* _Problem details_: In the records below, find each line with the word "钯的化合物" and copy it.

Extracted records:

>> begin

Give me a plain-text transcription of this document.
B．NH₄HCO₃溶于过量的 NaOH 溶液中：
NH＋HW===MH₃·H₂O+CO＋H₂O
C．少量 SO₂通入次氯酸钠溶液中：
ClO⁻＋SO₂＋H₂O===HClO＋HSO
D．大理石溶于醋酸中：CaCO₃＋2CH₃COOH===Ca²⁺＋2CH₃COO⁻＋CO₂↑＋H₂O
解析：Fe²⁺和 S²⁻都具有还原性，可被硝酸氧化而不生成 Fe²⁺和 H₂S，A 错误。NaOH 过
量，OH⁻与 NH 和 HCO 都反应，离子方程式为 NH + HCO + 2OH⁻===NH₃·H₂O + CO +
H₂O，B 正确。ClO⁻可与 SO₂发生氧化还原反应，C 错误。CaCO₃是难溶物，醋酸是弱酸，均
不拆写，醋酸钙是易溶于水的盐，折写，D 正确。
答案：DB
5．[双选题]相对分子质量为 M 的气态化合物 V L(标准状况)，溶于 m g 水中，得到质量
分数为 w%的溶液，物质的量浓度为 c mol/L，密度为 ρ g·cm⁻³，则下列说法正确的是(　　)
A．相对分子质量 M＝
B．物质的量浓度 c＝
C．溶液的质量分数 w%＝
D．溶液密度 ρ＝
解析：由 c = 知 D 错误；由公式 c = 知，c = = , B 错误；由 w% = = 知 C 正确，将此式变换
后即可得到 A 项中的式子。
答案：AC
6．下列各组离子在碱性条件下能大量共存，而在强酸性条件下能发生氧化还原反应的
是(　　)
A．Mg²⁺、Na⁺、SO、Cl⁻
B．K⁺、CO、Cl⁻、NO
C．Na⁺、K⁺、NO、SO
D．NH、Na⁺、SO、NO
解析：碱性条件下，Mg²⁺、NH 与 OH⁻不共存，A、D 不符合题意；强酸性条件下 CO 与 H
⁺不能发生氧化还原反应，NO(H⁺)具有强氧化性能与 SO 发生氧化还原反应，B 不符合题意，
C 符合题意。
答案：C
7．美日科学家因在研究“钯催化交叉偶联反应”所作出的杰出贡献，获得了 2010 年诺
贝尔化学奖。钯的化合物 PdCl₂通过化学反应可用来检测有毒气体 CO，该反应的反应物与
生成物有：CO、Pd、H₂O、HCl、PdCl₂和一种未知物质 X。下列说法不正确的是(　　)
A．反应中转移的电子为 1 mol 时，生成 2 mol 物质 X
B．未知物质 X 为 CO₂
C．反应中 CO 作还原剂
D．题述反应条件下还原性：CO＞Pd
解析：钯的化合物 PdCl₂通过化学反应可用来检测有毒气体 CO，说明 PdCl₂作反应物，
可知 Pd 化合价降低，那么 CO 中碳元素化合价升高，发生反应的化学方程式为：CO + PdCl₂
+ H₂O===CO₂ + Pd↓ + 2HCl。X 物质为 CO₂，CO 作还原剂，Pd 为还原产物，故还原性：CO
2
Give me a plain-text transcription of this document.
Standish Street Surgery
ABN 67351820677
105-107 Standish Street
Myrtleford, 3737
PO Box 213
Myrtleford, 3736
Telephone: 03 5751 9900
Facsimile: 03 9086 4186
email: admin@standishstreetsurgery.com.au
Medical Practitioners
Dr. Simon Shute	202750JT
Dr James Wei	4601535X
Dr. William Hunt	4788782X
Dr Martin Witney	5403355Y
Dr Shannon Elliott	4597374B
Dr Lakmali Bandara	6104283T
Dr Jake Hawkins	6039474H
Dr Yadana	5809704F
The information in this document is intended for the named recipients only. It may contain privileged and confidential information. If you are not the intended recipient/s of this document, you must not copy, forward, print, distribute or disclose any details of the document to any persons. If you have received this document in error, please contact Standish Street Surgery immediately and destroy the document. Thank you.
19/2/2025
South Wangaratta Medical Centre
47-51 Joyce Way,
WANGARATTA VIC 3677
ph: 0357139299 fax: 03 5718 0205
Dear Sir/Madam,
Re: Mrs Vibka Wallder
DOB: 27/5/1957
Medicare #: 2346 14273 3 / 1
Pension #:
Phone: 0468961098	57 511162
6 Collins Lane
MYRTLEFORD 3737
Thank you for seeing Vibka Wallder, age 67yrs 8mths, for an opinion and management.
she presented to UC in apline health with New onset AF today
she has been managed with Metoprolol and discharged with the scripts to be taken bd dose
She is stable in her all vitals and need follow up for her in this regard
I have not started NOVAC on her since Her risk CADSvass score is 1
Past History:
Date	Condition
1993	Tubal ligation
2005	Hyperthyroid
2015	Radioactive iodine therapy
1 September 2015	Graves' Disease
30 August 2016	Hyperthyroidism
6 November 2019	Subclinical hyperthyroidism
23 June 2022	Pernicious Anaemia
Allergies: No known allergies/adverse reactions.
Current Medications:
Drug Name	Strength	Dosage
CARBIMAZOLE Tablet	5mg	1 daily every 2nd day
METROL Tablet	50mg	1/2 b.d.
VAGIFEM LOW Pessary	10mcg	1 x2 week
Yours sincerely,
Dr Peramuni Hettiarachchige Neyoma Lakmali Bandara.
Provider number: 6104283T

>> end

* _Correct result_:
贝尔化学奖。钯的化合物 PdCl₂通过化学反应可用来检测有毒气体 CO，该反应的反应物与
解析：钯的化合物 PdCl₂通过化学反应可用来检测有毒气体 CO，说明 PdCl₂作反应物，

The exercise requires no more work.